**WHAT IS REQUIRED**
Scan the data below and pick out the lines containing the word "duration".

Element data from apps and pages:
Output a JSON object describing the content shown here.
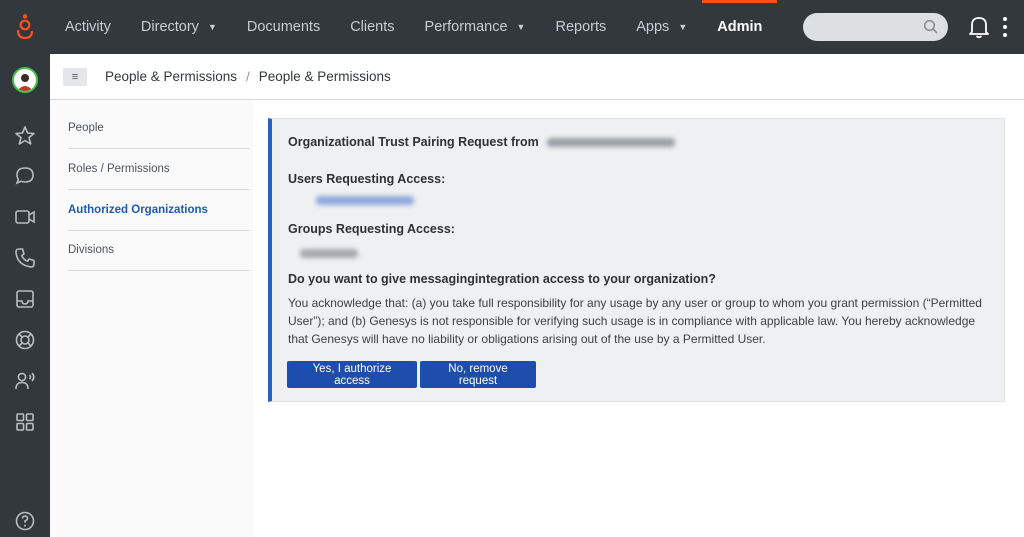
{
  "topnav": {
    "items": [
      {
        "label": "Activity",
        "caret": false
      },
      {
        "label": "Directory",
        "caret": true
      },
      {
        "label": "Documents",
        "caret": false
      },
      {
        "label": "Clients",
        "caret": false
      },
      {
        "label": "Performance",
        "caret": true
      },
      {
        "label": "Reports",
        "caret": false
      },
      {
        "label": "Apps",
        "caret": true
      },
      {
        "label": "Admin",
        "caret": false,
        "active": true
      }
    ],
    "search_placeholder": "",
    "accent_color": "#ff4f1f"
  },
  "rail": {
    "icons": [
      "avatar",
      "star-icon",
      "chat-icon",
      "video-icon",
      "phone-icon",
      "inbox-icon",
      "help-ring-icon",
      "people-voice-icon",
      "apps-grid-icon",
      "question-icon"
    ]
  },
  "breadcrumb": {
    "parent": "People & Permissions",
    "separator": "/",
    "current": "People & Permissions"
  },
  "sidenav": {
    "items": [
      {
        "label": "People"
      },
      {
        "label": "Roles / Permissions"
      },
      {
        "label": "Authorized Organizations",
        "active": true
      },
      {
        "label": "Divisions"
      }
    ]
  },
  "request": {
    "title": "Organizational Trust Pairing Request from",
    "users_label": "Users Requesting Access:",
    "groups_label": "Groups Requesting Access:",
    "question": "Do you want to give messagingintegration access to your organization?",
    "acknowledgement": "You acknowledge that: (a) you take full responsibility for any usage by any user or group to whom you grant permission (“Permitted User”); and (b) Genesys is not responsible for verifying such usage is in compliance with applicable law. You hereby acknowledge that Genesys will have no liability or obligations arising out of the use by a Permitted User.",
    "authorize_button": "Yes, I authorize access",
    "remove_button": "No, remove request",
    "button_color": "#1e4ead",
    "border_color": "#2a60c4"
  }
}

---

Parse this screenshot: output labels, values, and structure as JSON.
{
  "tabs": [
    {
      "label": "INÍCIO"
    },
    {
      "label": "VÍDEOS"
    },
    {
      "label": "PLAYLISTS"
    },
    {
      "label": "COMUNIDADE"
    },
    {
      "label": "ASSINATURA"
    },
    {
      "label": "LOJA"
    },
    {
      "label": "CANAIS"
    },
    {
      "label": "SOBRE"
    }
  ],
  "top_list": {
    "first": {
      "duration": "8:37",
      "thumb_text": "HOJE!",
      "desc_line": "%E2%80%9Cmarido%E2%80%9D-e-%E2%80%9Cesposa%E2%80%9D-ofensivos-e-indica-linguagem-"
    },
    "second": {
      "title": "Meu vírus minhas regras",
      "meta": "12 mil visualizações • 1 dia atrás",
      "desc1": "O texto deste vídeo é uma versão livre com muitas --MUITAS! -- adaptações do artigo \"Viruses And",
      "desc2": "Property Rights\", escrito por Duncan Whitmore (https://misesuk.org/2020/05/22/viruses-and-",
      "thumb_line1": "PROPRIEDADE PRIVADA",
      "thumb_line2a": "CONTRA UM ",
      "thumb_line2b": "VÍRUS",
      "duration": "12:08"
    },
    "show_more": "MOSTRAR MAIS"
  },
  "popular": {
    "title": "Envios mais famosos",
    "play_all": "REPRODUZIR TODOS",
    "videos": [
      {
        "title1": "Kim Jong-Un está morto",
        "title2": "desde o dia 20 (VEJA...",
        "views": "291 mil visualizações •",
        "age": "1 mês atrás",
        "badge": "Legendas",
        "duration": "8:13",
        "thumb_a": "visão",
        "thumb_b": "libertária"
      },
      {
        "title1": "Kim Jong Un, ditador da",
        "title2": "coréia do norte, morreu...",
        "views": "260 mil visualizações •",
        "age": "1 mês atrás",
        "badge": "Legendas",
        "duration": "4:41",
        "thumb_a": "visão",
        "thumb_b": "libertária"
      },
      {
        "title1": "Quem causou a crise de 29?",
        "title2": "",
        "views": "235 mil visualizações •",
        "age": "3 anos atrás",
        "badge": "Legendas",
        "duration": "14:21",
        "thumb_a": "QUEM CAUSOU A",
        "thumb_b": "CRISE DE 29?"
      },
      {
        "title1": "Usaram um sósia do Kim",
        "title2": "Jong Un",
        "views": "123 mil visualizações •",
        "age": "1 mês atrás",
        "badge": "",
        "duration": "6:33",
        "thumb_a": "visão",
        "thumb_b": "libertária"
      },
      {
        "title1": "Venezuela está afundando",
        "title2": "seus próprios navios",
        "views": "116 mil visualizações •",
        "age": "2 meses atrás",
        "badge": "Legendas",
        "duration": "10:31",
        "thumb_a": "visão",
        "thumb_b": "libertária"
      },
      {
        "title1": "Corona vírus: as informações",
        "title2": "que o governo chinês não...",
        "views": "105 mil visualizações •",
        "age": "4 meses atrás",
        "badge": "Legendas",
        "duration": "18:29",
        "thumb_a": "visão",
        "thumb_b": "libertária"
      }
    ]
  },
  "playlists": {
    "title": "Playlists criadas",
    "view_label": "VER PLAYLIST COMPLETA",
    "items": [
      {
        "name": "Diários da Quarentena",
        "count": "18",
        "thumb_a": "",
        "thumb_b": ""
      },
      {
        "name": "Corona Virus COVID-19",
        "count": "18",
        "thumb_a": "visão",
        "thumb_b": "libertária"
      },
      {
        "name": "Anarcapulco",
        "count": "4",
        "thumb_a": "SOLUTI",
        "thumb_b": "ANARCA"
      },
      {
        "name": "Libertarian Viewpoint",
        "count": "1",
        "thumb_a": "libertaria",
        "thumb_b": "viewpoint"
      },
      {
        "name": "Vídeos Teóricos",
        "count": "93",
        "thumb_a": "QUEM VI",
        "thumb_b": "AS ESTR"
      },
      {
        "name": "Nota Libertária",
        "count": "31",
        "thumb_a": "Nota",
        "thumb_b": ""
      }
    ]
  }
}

**THE ANSWER**
      "duration": "8:37",
      "duration": "12:08"
        "duration": "8:13",
        "duration": "4:41",
        "duration": "14:21",
        "duration": "6:33",
        "duration": "10:31",
        "duration": "18:29",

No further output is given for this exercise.